[EXERCISE INSTRUCTIONS]
Return the number of lines that include the string "heading", without any other text.

::: DATASET

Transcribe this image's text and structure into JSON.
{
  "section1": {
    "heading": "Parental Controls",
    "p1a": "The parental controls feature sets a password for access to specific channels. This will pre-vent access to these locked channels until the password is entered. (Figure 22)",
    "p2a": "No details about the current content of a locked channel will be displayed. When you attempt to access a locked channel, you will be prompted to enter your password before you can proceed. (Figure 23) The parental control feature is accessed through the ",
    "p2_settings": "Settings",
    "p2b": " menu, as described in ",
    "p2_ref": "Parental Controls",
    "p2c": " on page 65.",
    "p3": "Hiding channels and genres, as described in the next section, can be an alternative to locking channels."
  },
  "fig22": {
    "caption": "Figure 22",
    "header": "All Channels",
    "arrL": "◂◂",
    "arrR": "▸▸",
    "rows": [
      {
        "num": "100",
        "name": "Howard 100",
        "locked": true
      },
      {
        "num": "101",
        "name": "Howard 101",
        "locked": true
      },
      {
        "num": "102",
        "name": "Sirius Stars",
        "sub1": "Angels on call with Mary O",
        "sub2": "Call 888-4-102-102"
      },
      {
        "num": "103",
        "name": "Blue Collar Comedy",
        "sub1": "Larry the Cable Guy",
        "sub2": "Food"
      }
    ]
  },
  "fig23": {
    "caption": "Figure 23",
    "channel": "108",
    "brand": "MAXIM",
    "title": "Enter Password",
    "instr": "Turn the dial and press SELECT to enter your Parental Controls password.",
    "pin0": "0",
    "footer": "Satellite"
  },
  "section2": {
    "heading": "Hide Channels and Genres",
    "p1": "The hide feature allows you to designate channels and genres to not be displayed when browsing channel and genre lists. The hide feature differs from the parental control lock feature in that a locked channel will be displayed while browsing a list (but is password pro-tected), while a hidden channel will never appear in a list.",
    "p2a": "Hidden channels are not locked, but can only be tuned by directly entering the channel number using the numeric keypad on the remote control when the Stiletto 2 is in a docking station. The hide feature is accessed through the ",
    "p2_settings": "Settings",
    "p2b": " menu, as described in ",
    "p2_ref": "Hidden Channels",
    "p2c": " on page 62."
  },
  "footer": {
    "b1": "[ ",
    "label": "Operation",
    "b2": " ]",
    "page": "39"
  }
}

::::::

[THE SOLUTION]
2